## START

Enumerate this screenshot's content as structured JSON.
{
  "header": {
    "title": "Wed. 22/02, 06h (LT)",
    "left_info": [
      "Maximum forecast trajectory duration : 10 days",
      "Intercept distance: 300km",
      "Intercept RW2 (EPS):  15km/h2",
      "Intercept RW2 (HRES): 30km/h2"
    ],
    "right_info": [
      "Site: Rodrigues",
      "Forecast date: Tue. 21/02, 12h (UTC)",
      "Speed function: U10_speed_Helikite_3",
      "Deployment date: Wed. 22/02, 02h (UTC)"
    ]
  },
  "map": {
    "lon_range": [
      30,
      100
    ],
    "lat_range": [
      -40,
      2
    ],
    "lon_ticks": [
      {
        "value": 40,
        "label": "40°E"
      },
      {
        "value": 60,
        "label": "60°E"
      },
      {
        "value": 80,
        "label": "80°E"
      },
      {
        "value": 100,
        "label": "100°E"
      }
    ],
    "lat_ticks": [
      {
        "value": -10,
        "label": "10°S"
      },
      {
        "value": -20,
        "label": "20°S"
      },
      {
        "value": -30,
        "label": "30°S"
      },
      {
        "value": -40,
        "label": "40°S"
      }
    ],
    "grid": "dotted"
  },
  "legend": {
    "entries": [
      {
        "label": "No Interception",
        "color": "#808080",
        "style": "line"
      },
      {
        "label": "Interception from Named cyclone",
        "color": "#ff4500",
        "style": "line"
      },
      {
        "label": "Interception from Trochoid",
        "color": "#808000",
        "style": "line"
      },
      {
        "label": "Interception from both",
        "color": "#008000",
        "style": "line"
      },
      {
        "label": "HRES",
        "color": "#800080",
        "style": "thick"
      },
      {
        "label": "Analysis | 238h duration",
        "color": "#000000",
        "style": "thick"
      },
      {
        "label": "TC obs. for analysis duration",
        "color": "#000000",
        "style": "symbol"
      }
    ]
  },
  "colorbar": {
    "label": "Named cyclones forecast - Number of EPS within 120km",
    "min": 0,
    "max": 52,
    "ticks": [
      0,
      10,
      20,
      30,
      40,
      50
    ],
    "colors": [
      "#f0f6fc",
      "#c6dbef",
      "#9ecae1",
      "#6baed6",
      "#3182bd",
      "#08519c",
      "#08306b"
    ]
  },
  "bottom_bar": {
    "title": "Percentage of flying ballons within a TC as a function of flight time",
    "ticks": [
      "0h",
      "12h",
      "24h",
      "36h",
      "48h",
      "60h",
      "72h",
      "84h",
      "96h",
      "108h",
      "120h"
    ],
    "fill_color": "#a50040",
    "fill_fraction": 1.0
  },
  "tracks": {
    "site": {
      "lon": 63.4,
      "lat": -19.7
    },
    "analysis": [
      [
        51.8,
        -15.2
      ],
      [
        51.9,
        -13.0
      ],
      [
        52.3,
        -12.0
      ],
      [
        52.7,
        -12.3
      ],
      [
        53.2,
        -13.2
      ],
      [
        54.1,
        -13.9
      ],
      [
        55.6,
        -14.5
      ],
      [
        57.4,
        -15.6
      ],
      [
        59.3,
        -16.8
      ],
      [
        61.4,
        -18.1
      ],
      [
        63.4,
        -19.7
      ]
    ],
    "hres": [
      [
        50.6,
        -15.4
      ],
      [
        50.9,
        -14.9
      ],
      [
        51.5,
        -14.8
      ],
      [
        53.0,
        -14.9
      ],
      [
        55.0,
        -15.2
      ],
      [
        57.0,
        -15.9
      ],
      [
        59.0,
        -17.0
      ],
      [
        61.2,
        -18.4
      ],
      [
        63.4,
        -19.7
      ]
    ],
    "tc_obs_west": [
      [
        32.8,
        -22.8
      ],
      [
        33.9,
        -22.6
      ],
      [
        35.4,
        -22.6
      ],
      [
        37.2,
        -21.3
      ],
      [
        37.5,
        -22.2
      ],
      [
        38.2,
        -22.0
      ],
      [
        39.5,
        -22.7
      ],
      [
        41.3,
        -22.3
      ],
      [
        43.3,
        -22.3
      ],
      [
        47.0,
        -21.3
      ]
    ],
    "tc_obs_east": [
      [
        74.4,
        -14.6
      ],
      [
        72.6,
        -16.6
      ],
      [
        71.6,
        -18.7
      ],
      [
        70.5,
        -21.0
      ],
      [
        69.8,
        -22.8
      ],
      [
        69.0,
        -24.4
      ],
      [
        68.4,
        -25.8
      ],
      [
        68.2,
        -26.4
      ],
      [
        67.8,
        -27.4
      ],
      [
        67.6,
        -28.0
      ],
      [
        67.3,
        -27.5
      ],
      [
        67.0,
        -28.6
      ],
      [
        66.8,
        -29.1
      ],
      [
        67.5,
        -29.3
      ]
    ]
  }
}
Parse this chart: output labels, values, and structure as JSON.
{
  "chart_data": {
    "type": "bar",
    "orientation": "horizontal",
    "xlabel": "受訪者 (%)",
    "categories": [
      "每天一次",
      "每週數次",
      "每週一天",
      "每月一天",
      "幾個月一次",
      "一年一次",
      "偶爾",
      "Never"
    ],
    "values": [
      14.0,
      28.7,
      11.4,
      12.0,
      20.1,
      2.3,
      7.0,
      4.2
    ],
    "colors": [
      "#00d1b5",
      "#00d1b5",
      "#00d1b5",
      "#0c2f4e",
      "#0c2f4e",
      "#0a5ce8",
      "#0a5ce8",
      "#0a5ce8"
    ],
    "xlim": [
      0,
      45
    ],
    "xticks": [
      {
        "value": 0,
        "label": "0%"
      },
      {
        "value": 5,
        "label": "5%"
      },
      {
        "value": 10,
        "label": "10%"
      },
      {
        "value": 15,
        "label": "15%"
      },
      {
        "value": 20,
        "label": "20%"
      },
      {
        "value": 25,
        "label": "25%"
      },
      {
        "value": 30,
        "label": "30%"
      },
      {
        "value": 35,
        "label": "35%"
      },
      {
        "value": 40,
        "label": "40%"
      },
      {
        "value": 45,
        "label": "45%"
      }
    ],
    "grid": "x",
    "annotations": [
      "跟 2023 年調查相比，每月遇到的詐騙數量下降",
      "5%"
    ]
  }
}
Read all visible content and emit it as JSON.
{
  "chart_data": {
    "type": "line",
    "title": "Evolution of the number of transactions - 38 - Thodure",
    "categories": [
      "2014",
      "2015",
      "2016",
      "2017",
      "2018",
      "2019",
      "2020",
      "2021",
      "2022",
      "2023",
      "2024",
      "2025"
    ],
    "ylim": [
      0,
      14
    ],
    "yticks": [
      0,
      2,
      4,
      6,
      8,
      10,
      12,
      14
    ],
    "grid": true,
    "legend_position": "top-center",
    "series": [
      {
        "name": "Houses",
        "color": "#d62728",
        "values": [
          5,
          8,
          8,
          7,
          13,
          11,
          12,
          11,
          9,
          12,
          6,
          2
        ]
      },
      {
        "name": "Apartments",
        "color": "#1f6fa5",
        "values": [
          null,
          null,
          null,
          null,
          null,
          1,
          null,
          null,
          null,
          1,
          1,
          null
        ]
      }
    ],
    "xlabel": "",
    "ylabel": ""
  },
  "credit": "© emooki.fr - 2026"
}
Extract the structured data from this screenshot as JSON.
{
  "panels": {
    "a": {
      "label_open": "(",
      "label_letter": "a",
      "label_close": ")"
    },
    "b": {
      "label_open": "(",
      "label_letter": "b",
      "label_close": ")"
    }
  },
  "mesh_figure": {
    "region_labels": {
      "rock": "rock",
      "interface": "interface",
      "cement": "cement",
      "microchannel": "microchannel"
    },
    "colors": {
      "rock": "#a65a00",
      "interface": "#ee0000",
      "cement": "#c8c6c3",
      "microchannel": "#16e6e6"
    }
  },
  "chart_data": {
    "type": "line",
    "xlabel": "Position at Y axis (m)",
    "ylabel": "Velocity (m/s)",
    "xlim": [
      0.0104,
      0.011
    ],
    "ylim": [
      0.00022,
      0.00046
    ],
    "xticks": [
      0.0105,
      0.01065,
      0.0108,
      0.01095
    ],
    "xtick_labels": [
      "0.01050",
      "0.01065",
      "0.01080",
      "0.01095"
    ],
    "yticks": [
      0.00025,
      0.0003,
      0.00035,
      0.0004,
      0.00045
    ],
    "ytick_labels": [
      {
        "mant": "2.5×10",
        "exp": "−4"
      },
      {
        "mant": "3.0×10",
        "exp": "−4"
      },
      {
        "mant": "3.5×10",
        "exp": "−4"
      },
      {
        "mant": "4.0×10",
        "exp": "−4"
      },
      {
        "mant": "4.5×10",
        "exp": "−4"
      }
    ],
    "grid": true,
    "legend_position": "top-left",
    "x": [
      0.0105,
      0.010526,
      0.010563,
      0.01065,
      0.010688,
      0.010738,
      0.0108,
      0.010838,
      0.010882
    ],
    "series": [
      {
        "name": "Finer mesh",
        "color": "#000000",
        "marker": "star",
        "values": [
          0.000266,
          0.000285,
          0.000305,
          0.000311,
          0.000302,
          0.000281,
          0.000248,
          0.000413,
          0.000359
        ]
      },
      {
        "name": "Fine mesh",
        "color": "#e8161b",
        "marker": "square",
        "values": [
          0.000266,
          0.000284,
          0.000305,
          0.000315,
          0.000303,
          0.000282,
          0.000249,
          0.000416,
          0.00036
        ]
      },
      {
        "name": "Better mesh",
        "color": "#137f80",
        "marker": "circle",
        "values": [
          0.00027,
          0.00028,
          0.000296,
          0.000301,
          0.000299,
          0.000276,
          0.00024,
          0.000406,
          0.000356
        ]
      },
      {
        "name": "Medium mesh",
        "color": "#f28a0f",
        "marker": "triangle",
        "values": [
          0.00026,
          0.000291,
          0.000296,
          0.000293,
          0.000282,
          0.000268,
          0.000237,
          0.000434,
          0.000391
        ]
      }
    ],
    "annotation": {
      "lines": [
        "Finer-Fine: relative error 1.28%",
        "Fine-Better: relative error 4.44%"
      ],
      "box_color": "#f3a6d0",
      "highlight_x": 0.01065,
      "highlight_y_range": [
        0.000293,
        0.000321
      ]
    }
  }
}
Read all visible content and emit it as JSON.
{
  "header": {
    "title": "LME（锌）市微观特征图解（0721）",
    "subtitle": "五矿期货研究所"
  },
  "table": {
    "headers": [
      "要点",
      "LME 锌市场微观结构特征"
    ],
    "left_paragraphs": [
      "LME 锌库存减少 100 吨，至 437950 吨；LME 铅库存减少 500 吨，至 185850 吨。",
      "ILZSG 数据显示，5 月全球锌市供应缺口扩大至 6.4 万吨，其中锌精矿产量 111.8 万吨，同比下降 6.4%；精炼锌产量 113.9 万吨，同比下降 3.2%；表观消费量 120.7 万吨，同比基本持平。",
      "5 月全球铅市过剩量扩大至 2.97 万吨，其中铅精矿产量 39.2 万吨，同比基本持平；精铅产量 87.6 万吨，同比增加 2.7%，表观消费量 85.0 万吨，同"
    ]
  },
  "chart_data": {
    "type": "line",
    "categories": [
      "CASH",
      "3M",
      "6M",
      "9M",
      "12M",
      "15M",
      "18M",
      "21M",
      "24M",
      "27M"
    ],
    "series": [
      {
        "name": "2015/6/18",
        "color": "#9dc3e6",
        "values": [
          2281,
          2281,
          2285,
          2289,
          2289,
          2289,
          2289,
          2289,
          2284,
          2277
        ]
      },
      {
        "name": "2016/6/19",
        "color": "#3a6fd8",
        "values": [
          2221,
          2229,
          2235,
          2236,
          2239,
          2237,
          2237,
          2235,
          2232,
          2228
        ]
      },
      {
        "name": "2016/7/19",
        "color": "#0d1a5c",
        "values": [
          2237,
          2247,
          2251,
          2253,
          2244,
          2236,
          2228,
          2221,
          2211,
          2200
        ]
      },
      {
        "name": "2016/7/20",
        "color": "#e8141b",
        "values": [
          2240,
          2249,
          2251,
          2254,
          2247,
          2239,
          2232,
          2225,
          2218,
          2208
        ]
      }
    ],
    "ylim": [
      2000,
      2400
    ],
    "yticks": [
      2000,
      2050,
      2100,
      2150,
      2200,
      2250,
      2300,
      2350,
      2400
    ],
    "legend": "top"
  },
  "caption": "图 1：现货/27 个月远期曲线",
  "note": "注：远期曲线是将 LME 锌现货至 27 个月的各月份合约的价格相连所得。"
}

## END

TASK DIRECTIONS -> Show every line in the entries where the string "duration" occurs.

COMPLETED TASK ->
      "Maximum forecast trajectory duration : 10 days",
        "label": "Analysis | 238h duration",
        "label": "TC obs. for analysis duration",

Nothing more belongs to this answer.